▶ _What you need to do_
Would you extract the whole listing below and retype it exactly?

##########

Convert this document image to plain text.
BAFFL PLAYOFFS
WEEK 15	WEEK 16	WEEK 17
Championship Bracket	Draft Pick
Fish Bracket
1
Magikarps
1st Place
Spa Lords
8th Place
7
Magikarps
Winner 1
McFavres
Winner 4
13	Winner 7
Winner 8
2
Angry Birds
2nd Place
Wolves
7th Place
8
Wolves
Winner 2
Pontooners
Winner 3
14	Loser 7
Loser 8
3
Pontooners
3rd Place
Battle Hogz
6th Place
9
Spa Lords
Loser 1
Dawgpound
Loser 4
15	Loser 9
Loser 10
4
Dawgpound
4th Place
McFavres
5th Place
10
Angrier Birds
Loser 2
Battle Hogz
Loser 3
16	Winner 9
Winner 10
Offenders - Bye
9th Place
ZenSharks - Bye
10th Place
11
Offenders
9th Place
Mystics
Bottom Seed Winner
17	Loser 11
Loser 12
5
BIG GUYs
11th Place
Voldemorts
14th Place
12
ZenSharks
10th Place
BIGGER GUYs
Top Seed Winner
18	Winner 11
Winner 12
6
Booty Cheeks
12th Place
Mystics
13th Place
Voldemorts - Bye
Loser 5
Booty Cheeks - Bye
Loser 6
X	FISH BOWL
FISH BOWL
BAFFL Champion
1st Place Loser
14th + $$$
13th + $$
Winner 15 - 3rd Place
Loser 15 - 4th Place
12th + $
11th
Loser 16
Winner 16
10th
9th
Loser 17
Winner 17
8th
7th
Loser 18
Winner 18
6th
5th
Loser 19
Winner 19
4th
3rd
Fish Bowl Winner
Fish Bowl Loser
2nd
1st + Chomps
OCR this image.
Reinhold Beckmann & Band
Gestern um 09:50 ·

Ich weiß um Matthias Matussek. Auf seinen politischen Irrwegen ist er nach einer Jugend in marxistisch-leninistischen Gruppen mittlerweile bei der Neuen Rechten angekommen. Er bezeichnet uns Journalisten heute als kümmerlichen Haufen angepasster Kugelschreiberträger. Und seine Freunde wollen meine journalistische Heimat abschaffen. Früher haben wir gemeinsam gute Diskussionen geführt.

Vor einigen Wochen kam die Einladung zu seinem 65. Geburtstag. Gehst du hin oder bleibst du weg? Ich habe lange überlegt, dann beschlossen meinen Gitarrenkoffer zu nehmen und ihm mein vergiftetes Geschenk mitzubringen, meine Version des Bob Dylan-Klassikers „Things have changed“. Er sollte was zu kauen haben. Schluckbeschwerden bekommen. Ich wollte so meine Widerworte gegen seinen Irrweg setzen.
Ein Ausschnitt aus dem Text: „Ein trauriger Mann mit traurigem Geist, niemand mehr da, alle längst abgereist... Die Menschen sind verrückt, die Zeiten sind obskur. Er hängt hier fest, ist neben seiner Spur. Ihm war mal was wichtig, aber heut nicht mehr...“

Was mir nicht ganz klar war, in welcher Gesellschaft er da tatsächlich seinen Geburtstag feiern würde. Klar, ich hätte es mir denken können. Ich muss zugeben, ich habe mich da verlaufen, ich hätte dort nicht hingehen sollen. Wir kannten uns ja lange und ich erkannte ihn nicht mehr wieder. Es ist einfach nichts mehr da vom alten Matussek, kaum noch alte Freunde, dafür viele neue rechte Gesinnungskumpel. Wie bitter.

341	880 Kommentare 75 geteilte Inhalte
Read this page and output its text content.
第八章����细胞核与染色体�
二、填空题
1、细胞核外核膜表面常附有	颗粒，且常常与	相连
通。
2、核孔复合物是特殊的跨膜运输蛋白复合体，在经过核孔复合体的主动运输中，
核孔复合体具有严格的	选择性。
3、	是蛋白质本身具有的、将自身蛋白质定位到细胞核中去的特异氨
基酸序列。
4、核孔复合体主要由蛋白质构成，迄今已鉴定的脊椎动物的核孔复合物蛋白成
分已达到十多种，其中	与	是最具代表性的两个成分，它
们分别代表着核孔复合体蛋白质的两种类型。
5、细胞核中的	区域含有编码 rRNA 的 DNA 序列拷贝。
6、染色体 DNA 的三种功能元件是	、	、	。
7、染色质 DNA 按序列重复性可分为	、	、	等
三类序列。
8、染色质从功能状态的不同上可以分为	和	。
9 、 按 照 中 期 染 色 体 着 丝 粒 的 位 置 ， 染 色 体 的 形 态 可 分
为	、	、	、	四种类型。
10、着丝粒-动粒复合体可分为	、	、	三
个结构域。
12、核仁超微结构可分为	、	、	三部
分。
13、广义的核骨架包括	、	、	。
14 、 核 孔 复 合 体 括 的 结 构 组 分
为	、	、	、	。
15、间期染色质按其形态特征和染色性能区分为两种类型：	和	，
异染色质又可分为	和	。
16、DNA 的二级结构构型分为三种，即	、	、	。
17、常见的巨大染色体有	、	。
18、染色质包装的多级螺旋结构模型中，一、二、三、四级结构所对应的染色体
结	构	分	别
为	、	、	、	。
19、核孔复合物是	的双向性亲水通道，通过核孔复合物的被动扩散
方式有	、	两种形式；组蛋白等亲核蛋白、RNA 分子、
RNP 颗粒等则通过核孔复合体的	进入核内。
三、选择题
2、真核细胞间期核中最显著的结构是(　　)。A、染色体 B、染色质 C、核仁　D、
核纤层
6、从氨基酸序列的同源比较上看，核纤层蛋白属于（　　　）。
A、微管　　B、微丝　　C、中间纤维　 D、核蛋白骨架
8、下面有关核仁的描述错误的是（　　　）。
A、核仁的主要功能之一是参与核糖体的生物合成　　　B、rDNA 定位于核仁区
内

##########

▶ _Answer below_
Convert this document image to plain text.
BAFFL PLAYOFFS
WEEK 15	WEEK 16	WEEK 17
Championship Bracket	Draft Pick
Fish Bracket
1
Magikarps
1st Place
Spa Lords
8th Place
7
Magikarps
Winner 1
McFavres
Winner 4
13	Winner 7
Winner 8
2
Angry Birds
2nd Place
Wolves
7th Place
8
Wolves
Winner 2
Pontooners
Winner 3
14	Loser 7
Loser 8
3
Pontooners
3rd Place
Battle Hogz
6th Place
9
Spa Lords
Loser 1
Dawgpound
Loser 4
15	Loser 9
Loser 10
4
Dawgpound
4th Place
McFavres
5th Place
10
Angrier Birds
Loser 2
Battle Hogz
Loser 3
16	Winner 9
Winner 10
Offenders - Bye
9th Place
ZenSharks - Bye
10th Place
11
Offenders
9th Place
Mystics
Bottom Seed Winner
17	Loser 11
Loser 12
5
BIG GUYs
11th Place
Voldemorts
14th Place
12
ZenSharks
10th Place
BIGGER GUYs
Top Seed Winner
18	Winner 11
Winner 12
6
Booty Cheeks
12th Place
Mystics
13th Place
Voldemorts - Bye
Loser 5
Booty Cheeks - Bye
Loser 6
X	FISH BOWL
FISH BOWL
BAFFL Champion
1st Place Loser
14th + $$$
13th + $$
Winner 15 - 3rd Place
Loser 15 - 4th Place
12th + $
11th
Loser 16
Winner 16
10th
9th
Loser 17
Winner 17
8th
7th
Loser 18
Winner 18
6th
5th
Loser 19
Winner 19
4th
3rd
Fish Bowl Winner
Fish Bowl Loser
2nd
1st + Chomps
OCR this image.
Reinhold Beckmann & Band
Gestern um 09:50 ·

Ich weiß um Matthias Matussek. Auf seinen politischen Irrwegen ist er nach einer Jugend in marxistisch-leninistischen Gruppen mittlerweile bei der Neuen Rechten angekommen. Er bezeichnet uns Journalisten heute als kümmerlichen Haufen angepasster Kugelschreiberträger. Und seine Freunde wollen meine journalistische Heimat abschaffen. Früher haben wir gemeinsam gute Diskussionen geführt.

Vor einigen Wochen kam die Einladung zu seinem 65. Geburtstag. Gehst du hin oder bleibst du weg? Ich habe lange überlegt, dann beschlossen meinen Gitarrenkoffer zu nehmen und ihm mein vergiftetes Geschenk mitzubringen, meine Version des Bob Dylan-Klassikers „Things have changed“. Er sollte was zu kauen haben. Schluckbeschwerden bekommen. Ich wollte so meine Widerworte gegen seinen Irrweg setzen.
Ein Ausschnitt aus dem Text: „Ein trauriger Mann mit traurigem Geist, niemand mehr da, alle längst abgereist... Die Menschen sind verrückt, die Zeiten sind obskur. Er hängt hier fest, ist neben seiner Spur. Ihm war mal was wichtig, aber heut nicht mehr...“

Was mir nicht ganz klar war, in welcher Gesellschaft er da tatsächlich seinen Geburtstag feiern würde. Klar, ich hätte es mir denken können. Ich muss zugeben, ich habe mich da verlaufen, ich hätte dort nicht hingehen sollen. Wir kannten uns ja lange und ich erkannte ihn nicht mehr wieder. Es ist einfach nichts mehr da vom alten Matussek, kaum noch alte Freunde, dafür viele neue rechte Gesinnungskumpel. Wie bitter.

341	880 Kommentare 75 geteilte Inhalte
Read this page and output its text content.
第八章����细胞核与染色体�
二、填空题
1、细胞核外核膜表面常附有	颗粒，且常常与	相连
通。
2、核孔复合物是特殊的跨膜运输蛋白复合体，在经过核孔复合体的主动运输中，
核孔复合体具有严格的	选择性。
3、	是蛋白质本身具有的、将自身蛋白质定位到细胞核中去的特异氨
基酸序列。
4、核孔复合体主要由蛋白质构成，迄今已鉴定的脊椎动物的核孔复合物蛋白成
分已达到十多种，其中	与	是最具代表性的两个成分，它
们分别代表着核孔复合体蛋白质的两种类型。
5、细胞核中的	区域含有编码 rRNA 的 DNA 序列拷贝。
6、染色体 DNA 的三种功能元件是	、	、	。
7、染色质 DNA 按序列重复性可分为	、	、	等
三类序列。
8、染色质从功能状态的不同上可以分为	和	。
9 、 按 照 中 期 染 色 体 着 丝 粒 的 位 置 ， 染 色 体 的 形 态 可 分
为	、	、	、	四种类型。
10、着丝粒-动粒复合体可分为	、	、	三
个结构域。
12、核仁超微结构可分为	、	、	三部
分。
13、广义的核骨架包括	、	、	。
14 、 核 孔 复 合 体 括 的 结 构 组 分
为	、	、	、	。
15、间期染色质按其形态特征和染色性能区分为两种类型：	和	，
异染色质又可分为	和	。
16、DNA 的二级结构构型分为三种，即	、	、	。
17、常见的巨大染色体有	、	。
18、染色质包装的多级螺旋结构模型中，一、二、三、四级结构所对应的染色体
结	构	分	别
为	、	、	、	。
19、核孔复合物是	的双向性亲水通道，通过核孔复合物的被动扩散
方式有	、	两种形式；组蛋白等亲核蛋白、RNA 分子、
RNP 颗粒等则通过核孔复合体的	进入核内。
三、选择题
2、真核细胞间期核中最显著的结构是(　　)。A、染色体 B、染色质 C、核仁　D、
核纤层
6、从氨基酸序列的同源比较上看，核纤层蛋白属于（　　　）。
A、微管　　B、微丝　　C、中间纤维　 D、核蛋白骨架
8、下面有关核仁的描述错误的是（　　　）。
A、核仁的主要功能之一是参与核糖体的生物合成　　　B、rDNA 定位于核仁区
内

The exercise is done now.